**Request**
Extract every line of the entries below and reproduce it verbatim, leaving out the pictures.

Data items:
::::::::::

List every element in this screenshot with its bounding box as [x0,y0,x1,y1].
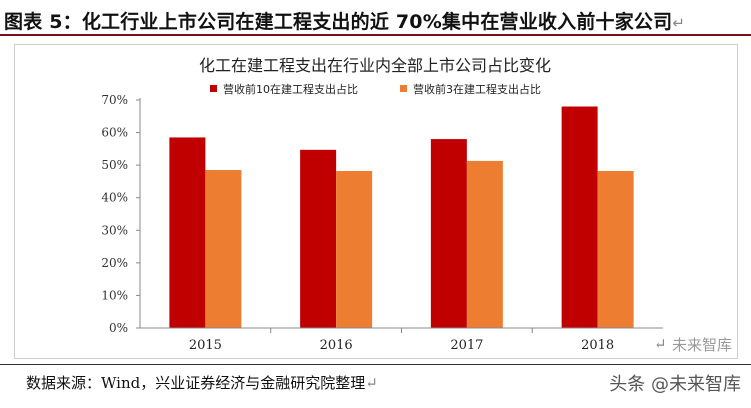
y-tick-label: 60% [101,126,128,140]
chart-frame: 化工在建工程支出在行业内全部上市公司占比变化 营收前10在建工程支出占比 营收前… [14,44,738,359]
legend-label-series-2: 营收前3在建工程支出占比 [413,82,541,96]
bar-series-1-2017 [430,139,467,328]
y-axis: 0% 10% 20% 30% 40% 50% 60% 70% [101,93,141,335]
x-tick-label: 2015 [189,338,222,353]
caption-rule [0,34,751,36]
y-tick-label: 40% [101,191,128,205]
bar-series-1-2018 [561,106,598,328]
y-tick-label: 50% [101,158,128,172]
y-tick-label: 70% [101,93,128,107]
source-note: 数据来源：Wind，兴业证券经济与金融研究院整理↵ [26,372,378,393]
chart-title: 化工在建工程支出在行业内全部上市公司占比变化 [199,56,551,75]
watermark-upper: 未来智库 [672,336,733,354]
y-tick-label: 0% [109,321,128,335]
bar-series-1-2015 [169,137,206,328]
plot-area [169,106,634,328]
source-return-mark: ↵ [365,374,378,392]
watermark: 头条 @未来智库 [609,370,741,396]
bar-series-1-2016 [300,149,337,328]
bar-series-2-2016 [336,171,373,328]
figure-caption: 图表 5：化工行业上市公司在建工程支出的近 70%集中在营业收入前十家公司↵ [4,7,749,34]
source-rule [0,364,751,365]
legend-swatch-series-1 [210,85,217,92]
watermark-text: 头条 @未来智库 [609,374,741,395]
bar-series-2-2015 [205,170,242,328]
y-tick-label: 30% [101,223,128,237]
x-tick-label: 2016 [320,338,353,353]
chart-return-mark: ↵ [654,335,667,353]
x-tick-label: 2017 [450,338,483,353]
x-axis: 2015 2016 2017 2018 [140,327,663,353]
y-tick-label: 10% [101,288,128,302]
caption-return-mark: ↵ [672,14,686,32]
bar-chart: 化工在建工程支出在行业内全部上市公司占比变化 营收前10在建工程支出占比 营收前… [101,56,663,353]
legend-label-series-1: 营收前10在建工程支出占比 [223,82,358,96]
y-tick-label: 20% [101,256,128,270]
bar-series-2-2018 [597,171,634,328]
caption-text: 图表 5：化工行业上市公司在建工程支出的近 70%集中在营业收入前十家公司 [4,11,673,33]
source-text: 数据来源：Wind，兴业证券经济与金融研究院整理 [26,374,366,392]
bar-series-2-2017 [466,160,503,328]
legend-swatch-series-2 [400,85,407,92]
x-tick-label: 2018 [581,338,614,353]
legend: 营收前10在建工程支出占比 营收前3在建工程支出占比 [210,82,541,96]
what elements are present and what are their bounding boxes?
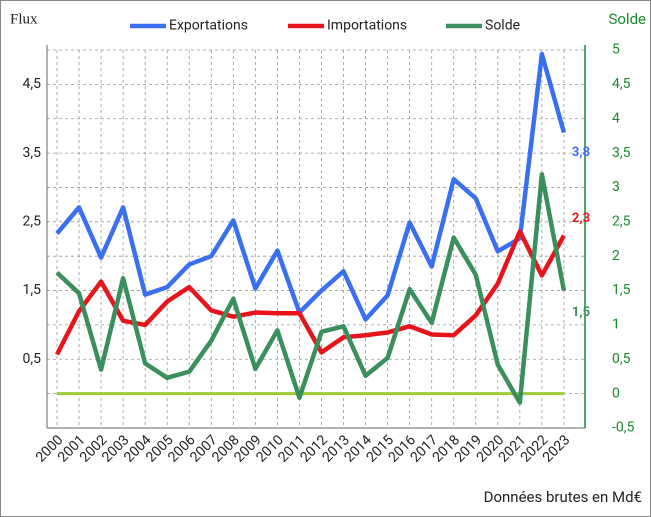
y2-tick-label: 5 [612,42,620,58]
y2-tick-label: 4,5 [612,76,631,92]
y2-tick-label: 3,5 [612,145,631,161]
y2-tick-label: 2 [612,248,620,264]
y2-tick-label: -0,5 [612,420,634,436]
y2-axis-title: Solde [608,10,646,28]
series-line [54,229,566,356]
y-axis-title: Flux [10,11,38,27]
y-tick-label: 0,5 [23,351,42,367]
y-tick-label: 3,5 [23,145,42,161]
y2-tick-label: 1 [612,317,620,333]
y2-tick-label: 3 [612,179,620,195]
legend-label: Solde [485,18,520,34]
value-label: 1,5 [572,305,590,320]
value-label: 2,3 [572,211,590,226]
y2-tick-label: 2,5 [612,214,631,230]
series-line [55,51,567,322]
y2-tick-label: 0 [612,385,620,401]
y2-tick-label: 4 [612,110,620,126]
y-tick-label: 4,5 [23,76,42,92]
footer-note: Données brutes en Md€ [484,488,642,506]
series-line [55,172,567,405]
legend-label: Importations [327,18,407,34]
legend-label: Exportations [169,18,248,34]
y2-tick-label: 0,5 [612,351,631,367]
y2-tick-label: 1,5 [612,282,631,298]
y-tick-label: 2,5 [23,214,42,230]
y-tick-label: 1,5 [23,282,42,298]
value-label: 3,8 [572,145,590,160]
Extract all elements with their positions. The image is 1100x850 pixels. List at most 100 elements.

::::::::::

**Solution to the problem**
List every element in this screenshot with its bounding box as [x0,y0,x1,y1].
y-tick-label: 60% [101,126,128,140]
chart-frame: 化工在建工程支出在行业内全部上市公司占比变化 营收前10在建工程支出占比 营收前… [14,44,738,359]
legend-label-series-2: 营收前3在建工程支出占比 [413,82,541,96]
bar-series-1-2017 [430,139,467,328]
y-axis: 0% 10% 20% 30% 40% 50% 60% 70% [101,93,141,335]
x-tick-label: 2015 [189,338,222,353]
caption-rule [0,34,751,36]
y-tick-label: 40% [101,191,128,205]
bar-series-1-2018 [561,106,598,328]
y-tick-label: 50% [101,158,128,172]
y-tick-label: 70% [101,93,128,107]
source-note: 数据来源：Wind，兴业证券经济与金融研究院整理↵ [26,372,378,393]
chart-title: 化工在建工程支出在行业内全部上市公司占比变化 [199,56,551,75]
watermark-upper: 未来智库 [672,336,733,354]
y-tick-label: 0% [109,321,128,335]
bar-series-1-2015 [169,137,206,328]
plot-area [169,106,634,328]
source-return-mark: ↵ [365,374,378,392]
watermark: 头条 @未来智库 [609,370,741,396]
bar-series-1-2016 [300,149,337,328]
bar-series-2-2016 [336,171,373,328]
figure-caption: 图表 5：化工行业上市公司在建工程支出的近 70%集中在营业收入前十家公司↵ [4,7,749,34]
source-rule [0,364,751,365]
legend-swatch-series-1 [210,85,217,92]
watermark-text: 头条 @未来智库 [609,374,741,395]
bar-series-2-2015 [205,170,242,328]
y-tick-label: 30% [101,223,128,237]
x-tick-label: 2016 [320,338,353,353]
chart-return-mark: ↵ [654,335,667,353]
x-tick-label: 2017 [450,338,483,353]
x-axis: 2015 2016 2017 2018 [140,327,663,353]
y-tick-label: 10% [101,288,128,302]
caption-return-mark: ↵ [672,14,686,32]
bar-chart: 化工在建工程支出在行业内全部上市公司占比变化 营收前10在建工程支出占比 营收前… [101,56,663,353]
legend-label-series-1: 营收前10在建工程支出占比 [223,82,358,96]
y-tick-label: 20% [101,256,128,270]
bar-series-2-2018 [597,171,634,328]
caption-text: 图表 5：化工行业上市公司在建工程支出的近 70%集中在营业收入前十家公司 [4,11,673,33]
source-text: 数据来源：Wind，兴业证券经济与金融研究院整理 [26,374,366,392]
bar-series-2-2017 [466,160,503,328]
legend-swatch-series-2 [400,85,407,92]
x-tick-label: 2018 [581,338,614,353]
legend: 营收前10在建工程支出占比 营收前3在建工程支出占比 [210,82,541,96]
what elements are present and what are their bounding boxes?
y2-tick-label: 5 [612,42,620,58]
y2-tick-label: 4,5 [612,76,631,92]
y2-tick-label: 3,5 [612,145,631,161]
y2-tick-label: 2 [612,248,620,264]
y2-tick-label: -0,5 [612,420,634,436]
y2-axis-title: Solde [608,10,646,28]
series-line [54,229,566,356]
y-axis-title: Flux [10,11,38,27]
y-tick-label: 0,5 [23,351,42,367]
y-tick-label: 3,5 [23,145,42,161]
y2-tick-label: 1 [612,317,620,333]
y2-tick-label: 3 [612,179,620,195]
legend-label: Solde [485,18,520,34]
value-label: 1,5 [572,305,590,320]
value-label: 2,3 [572,211,590,226]
y2-tick-label: 2,5 [612,214,631,230]
series-line [55,51,567,322]
y2-tick-label: 0 [612,385,620,401]
y2-tick-label: 4 [612,110,620,126]
y-tick-label: 4,5 [23,76,42,92]
footer-note: Données brutes en Md€ [484,488,642,506]
series-line [55,172,567,405]
legend-label: Importations [327,18,407,34]
legend-label: Exportations [169,18,248,34]
y2-tick-label: 0,5 [612,351,631,367]
y2-tick-label: 1,5 [612,282,631,298]
y-tick-label: 2,5 [23,214,42,230]
y-tick-label: 1,5 [23,282,42,298]
value-label: 3,8 [572,145,590,160]
Extract all elements with their positions. The image is 1100x850 pixels. List at most 100 elements.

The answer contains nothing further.